┌─ Record list
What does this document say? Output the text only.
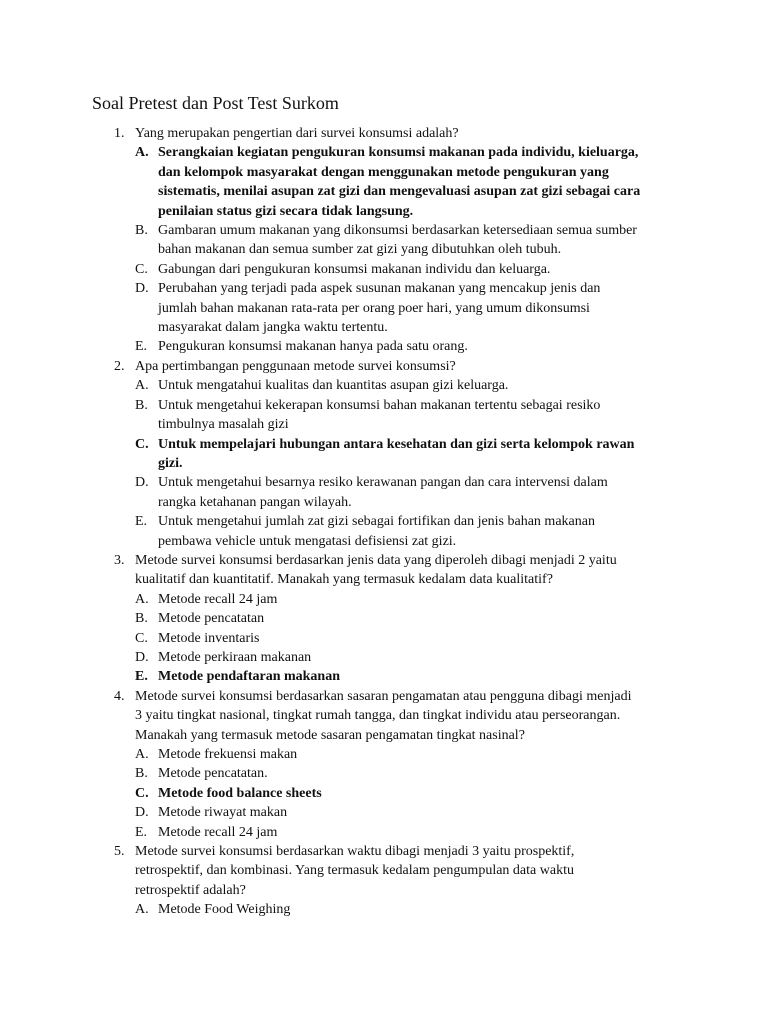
Soal Pretest dan Post Test Surkom
1. Yang merupakan pengertian dari survei konsumsi adalah?
A. Serangkaian kegiatan pengukuran konsumsi makanan pada individu, kieluarga,
dan kelompok masyarakat dengan menggunakan metode pengukuran yang
sistematis, menilai asupan zat gizi dan mengevaluasi asupan zat gizi sebagai cara
penilaian status gizi secara tidak langsung.
B. Gambaran umum makanan yang dikonsumsi berdasarkan ketersediaan semua sumber
bahan makanan dan semua sumber zat gizi yang dibutuhkan oleh tubuh.
C. Gabungan dari pengukuran konsumsi makanan individu dan keluarga.
D. Perubahan yang terjadi pada aspek susunan makanan yang mencakup jenis dan
jumlah bahan makanan rata-rata per orang poer hari, yang umum dikonsumsi
masyarakat dalam jangka waktu tertentu.
E. Pengukuran konsumsi makanan hanya pada satu orang.
2. Apa pertimbangan penggunaan metode survei konsumsi?
A. Untuk mengatahui kualitas dan kuantitas asupan gizi keluarga.
B. Untuk mengetahui kekerapan konsumsi bahan makanan tertentu sebagai resiko
timbulnya masalah gizi
C. Untuk mempelajari hubungan antara kesehatan dan gizi serta kelompok rawan
gizi.
D. Untuk mengetahui besarnya resiko kerawanan pangan dan cara intervensi dalam
rangka ketahanan pangan wilayah.
E. Untuk mengetahui jumlah zat gizi sebagai fortifikan dan jenis bahan makanan
pembawa vehicle untuk mengatasi defisiensi zat gizi.
3. Metode survei konsumsi berdasarkan jenis data yang diperoleh dibagi menjadi 2 yaitu
kualitatif dan kuantitatif. Manakah yang termasuk kedalam data kualitatif?
A. Metode recall 24 jam
B. Metode pencatatan
C. Metode inventaris
D. Metode perkiraan makanan
E. Metode pendaftaran makanan
4. Metode survei konsumsi berdasarkan sasaran pengamatan atau pengguna dibagi menjadi
3 yaitu tingkat nasional, tingkat rumah tangga, dan tingkat individu atau perseorangan.
Manakah yang termasuk metode sasaran pengamatan tingkat nasinal?
A. Metode frekuensi makan
B. Metode pencatatan.
C. Metode food balance sheets
D. Metode riwayat makan
E. Metode recall 24 jam
5. Metode survei konsumsi berdasarkan waktu dibagi menjadi 3 yaitu prospektif,
retrospektif, dan kombinasi. Yang termasuk kedalam pengumpulan data waktu
retrospektif adalah?
A. Metode Food Weighing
└─
## Task description
Repeat the preceding records precisely, and leave every picture out of the copy.

## Task response
What does this document say? Output the text only.
Soal Pretest dan Post Test Surkom
1. Yang merupakan pengertian dari survei konsumsi adalah?
A. Serangkaian kegiatan pengukuran konsumsi makanan pada individu, kieluarga,
dan kelompok masyarakat dengan menggunakan metode pengukuran yang
sistematis, menilai asupan zat gizi dan mengevaluasi asupan zat gizi sebagai cara
penilaian status gizi secara tidak langsung.
B. Gambaran umum makanan yang dikonsumsi berdasarkan ketersediaan semua sumber
bahan makanan dan semua sumber zat gizi yang dibutuhkan oleh tubuh.
C. Gabungan dari pengukuran konsumsi makanan individu dan keluarga.
D. Perubahan yang terjadi pada aspek susunan makanan yang mencakup jenis dan
jumlah bahan makanan rata-rata per orang poer hari, yang umum dikonsumsi
masyarakat dalam jangka waktu tertentu.
E. Pengukuran konsumsi makanan hanya pada satu orang.
2. Apa pertimbangan penggunaan metode survei konsumsi?
A. Untuk mengatahui kualitas dan kuantitas asupan gizi keluarga.
B. Untuk mengetahui kekerapan konsumsi bahan makanan tertentu sebagai resiko
timbulnya masalah gizi
C. Untuk mempelajari hubungan antara kesehatan dan gizi serta kelompok rawan
gizi.
D. Untuk mengetahui besarnya resiko kerawanan pangan dan cara intervensi dalam
rangka ketahanan pangan wilayah.
E. Untuk mengetahui jumlah zat gizi sebagai fortifikan dan jenis bahan makanan
pembawa vehicle untuk mengatasi defisiensi zat gizi.
3. Metode survei konsumsi berdasarkan jenis data yang diperoleh dibagi menjadi 2 yaitu
kualitatif dan kuantitatif. Manakah yang termasuk kedalam data kualitatif?
A. Metode recall 24 jam
B. Metode pencatatan
C. Metode inventaris
D. Metode perkiraan makanan
E. Metode pendaftaran makanan
4. Metode survei konsumsi berdasarkan sasaran pengamatan atau pengguna dibagi menjadi
3 yaitu tingkat nasional, tingkat rumah tangga, dan tingkat individu atau perseorangan.
Manakah yang termasuk metode sasaran pengamatan tingkat nasinal?
A. Metode frekuensi makan
B. Metode pencatatan.
C. Metode food balance sheets
D. Metode riwayat makan
E. Metode recall 24 jam
5. Metode survei konsumsi berdasarkan waktu dibagi menjadi 3 yaitu prospektif,
retrospektif, dan kombinasi. Yang termasuk kedalam pengumpulan data waktu
retrospektif adalah?
A. Metode Food Weighing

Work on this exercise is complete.